Items listed in a dataset
"""
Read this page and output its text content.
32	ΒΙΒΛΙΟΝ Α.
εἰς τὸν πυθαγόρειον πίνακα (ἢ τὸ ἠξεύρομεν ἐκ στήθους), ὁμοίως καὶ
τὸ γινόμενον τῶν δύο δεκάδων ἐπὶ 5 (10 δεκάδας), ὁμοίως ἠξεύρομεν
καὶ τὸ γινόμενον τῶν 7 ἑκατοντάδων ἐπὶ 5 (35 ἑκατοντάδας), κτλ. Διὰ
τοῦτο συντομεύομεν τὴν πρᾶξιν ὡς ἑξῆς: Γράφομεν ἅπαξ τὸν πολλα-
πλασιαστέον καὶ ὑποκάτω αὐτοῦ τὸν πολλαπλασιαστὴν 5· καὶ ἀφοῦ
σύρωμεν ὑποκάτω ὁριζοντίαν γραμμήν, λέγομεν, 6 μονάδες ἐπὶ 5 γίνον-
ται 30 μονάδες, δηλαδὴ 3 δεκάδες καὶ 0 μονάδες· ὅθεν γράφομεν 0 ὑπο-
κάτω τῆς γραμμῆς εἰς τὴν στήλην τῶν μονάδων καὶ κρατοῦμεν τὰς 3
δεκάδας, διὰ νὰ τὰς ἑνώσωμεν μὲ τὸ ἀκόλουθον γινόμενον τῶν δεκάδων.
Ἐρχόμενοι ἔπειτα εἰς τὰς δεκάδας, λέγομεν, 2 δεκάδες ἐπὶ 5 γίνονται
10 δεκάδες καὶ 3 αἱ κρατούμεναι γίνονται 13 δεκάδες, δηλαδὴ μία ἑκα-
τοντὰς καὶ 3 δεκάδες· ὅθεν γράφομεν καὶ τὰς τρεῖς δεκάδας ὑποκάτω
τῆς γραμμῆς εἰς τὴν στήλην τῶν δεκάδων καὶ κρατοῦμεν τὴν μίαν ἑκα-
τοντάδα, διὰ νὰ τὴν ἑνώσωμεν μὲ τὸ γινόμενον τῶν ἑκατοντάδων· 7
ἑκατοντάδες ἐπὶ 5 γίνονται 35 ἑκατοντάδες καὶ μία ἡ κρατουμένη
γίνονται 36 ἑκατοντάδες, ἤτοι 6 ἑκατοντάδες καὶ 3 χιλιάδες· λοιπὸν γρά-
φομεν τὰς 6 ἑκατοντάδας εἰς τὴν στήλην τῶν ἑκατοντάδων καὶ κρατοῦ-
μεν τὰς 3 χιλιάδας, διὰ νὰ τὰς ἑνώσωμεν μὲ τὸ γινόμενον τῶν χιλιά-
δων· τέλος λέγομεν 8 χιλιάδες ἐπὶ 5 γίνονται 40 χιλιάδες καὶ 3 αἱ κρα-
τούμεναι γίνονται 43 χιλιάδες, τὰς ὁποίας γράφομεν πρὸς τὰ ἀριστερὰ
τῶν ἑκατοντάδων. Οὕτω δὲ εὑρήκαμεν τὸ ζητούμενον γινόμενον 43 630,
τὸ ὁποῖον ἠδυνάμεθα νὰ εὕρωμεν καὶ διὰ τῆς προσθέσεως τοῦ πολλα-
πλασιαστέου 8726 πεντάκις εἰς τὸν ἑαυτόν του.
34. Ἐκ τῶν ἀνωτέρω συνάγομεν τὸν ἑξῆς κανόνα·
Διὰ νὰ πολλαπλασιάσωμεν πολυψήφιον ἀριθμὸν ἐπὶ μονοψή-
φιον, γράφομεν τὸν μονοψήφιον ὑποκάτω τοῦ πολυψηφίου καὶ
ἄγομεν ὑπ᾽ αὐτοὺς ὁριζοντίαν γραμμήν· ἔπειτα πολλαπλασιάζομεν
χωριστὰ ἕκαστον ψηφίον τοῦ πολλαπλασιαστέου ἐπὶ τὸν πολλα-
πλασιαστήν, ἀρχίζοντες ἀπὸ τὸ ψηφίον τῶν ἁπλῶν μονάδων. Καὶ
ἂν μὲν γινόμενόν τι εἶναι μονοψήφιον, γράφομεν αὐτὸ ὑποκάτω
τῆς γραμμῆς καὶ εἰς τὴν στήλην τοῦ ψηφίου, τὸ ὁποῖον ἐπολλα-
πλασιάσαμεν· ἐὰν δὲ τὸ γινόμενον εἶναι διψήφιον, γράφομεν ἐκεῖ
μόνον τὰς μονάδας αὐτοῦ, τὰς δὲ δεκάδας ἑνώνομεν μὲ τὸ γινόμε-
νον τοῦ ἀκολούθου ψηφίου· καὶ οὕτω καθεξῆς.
"""
| JOB |
Write out all of the records once more, exactly.

| TASK SOLUTION |
Read this page and output its text content.
32	ΒΙΒΛΙΟΝ Α.
εἰς τὸν πυθαγόρειον πίνακα (ἢ τὸ ἠξεύρομεν ἐκ στήθους), ὁμοίως καὶ
τὸ γινόμενον τῶν δύο δεκάδων ἐπὶ 5 (10 δεκάδας), ὁμοίως ἠξεύρομεν
καὶ τὸ γινόμενον τῶν 7 ἑκατοντάδων ἐπὶ 5 (35 ἑκατοντάδας), κτλ. Διὰ
τοῦτο συντομεύομεν τὴν πρᾶξιν ὡς ἑξῆς: Γράφομεν ἅπαξ τὸν πολλα-
πλασιαστέον καὶ ὑποκάτω αὐτοῦ τὸν πολλαπλασιαστὴν 5· καὶ ἀφοῦ
σύρωμεν ὑποκάτω ὁριζοντίαν γραμμήν, λέγομεν, 6 μονάδες ἐπὶ 5 γίνον-
ται 30 μονάδες, δηλαδὴ 3 δεκάδες καὶ 0 μονάδες· ὅθεν γράφομεν 0 ὑπο-
κάτω τῆς γραμμῆς εἰς τὴν στήλην τῶν μονάδων καὶ κρατοῦμεν τὰς 3
δεκάδας, διὰ νὰ τὰς ἑνώσωμεν μὲ τὸ ἀκόλουθον γινόμενον τῶν δεκάδων.
Ἐρχόμενοι ἔπειτα εἰς τὰς δεκάδας, λέγομεν, 2 δεκάδες ἐπὶ 5 γίνονται
10 δεκάδες καὶ 3 αἱ κρατούμεναι γίνονται 13 δεκάδες, δηλαδὴ μία ἑκα-
τοντὰς καὶ 3 δεκάδες· ὅθεν γράφομεν καὶ τὰς τρεῖς δεκάδας ὑποκάτω
τῆς γραμμῆς εἰς τὴν στήλην τῶν δεκάδων καὶ κρατοῦμεν τὴν μίαν ἑκα-
τοντάδα, διὰ νὰ τὴν ἑνώσωμεν μὲ τὸ γινόμενον τῶν ἑκατοντάδων· 7
ἑκατοντάδες ἐπὶ 5 γίνονται 35 ἑκατοντάδες καὶ μία ἡ κρατουμένη
γίνονται 36 ἑκατοντάδες, ἤτοι 6 ἑκατοντάδες καὶ 3 χιλιάδες· λοιπὸν γρά-
φομεν τὰς 6 ἑκατοντάδας εἰς τὴν στήλην τῶν ἑκατοντάδων καὶ κρατοῦ-
μεν τὰς 3 χιλιάδας, διὰ νὰ τὰς ἑνώσωμεν μὲ τὸ γινόμενον τῶν χιλιά-
δων· τέλος λέγομεν 8 χιλιάδες ἐπὶ 5 γίνονται 40 χιλιάδες καὶ 3 αἱ κρα-
τούμεναι γίνονται 43 χιλιάδες, τὰς ὁποίας γράφομεν πρὸς τὰ ἀριστερὰ
τῶν ἑκατοντάδων. Οὕτω δὲ εὑρήκαμεν τὸ ζητούμενον γινόμενον 43 630,
τὸ ὁποῖον ἠδυνάμεθα νὰ εὕρωμεν καὶ διὰ τῆς προσθέσεως τοῦ πολλα-
πλασιαστέου 8726 πεντάκις εἰς τὸν ἑαυτόν του.
34. Ἐκ τῶν ἀνωτέρω συνάγομεν τὸν ἑξῆς κανόνα·
Διὰ νὰ πολλαπλασιάσωμεν πολυψήφιον ἀριθμὸν ἐπὶ μονοψή-
φιον, γράφομεν τὸν μονοψήφιον ὑποκάτω τοῦ πολυψηφίου καὶ
ἄγομεν ὑπ᾽ αὐτοὺς ὁριζοντίαν γραμμήν· ἔπειτα πολλαπλασιάζομεν
χωριστὰ ἕκαστον ψηφίον τοῦ πολλαπλασιαστέου ἐπὶ τὸν πολλα-
πλασιαστήν, ἀρχίζοντες ἀπὸ τὸ ψηφίον τῶν ἁπλῶν μονάδων. Καὶ
ἂν μὲν γινόμενόν τι εἶναι μονοψήφιον, γράφομεν αὐτὸ ὑποκάτω
τῆς γραμμῆς καὶ εἰς τὴν στήλην τοῦ ψηφίου, τὸ ὁποῖον ἐπολλα-
πλασιάσαμεν· ἐὰν δὲ τὸ γινόμενον εἶναι διψήφιον, γράφομεν ἐκεῖ
μόνον τὰς μονάδας αὐτοῦ, τὰς δὲ δεκάδας ἑνώνομεν μὲ τὸ γινόμε-
νον τοῦ ἀκολούθου ψηφίου· καὶ οὕτω καθεξῆς.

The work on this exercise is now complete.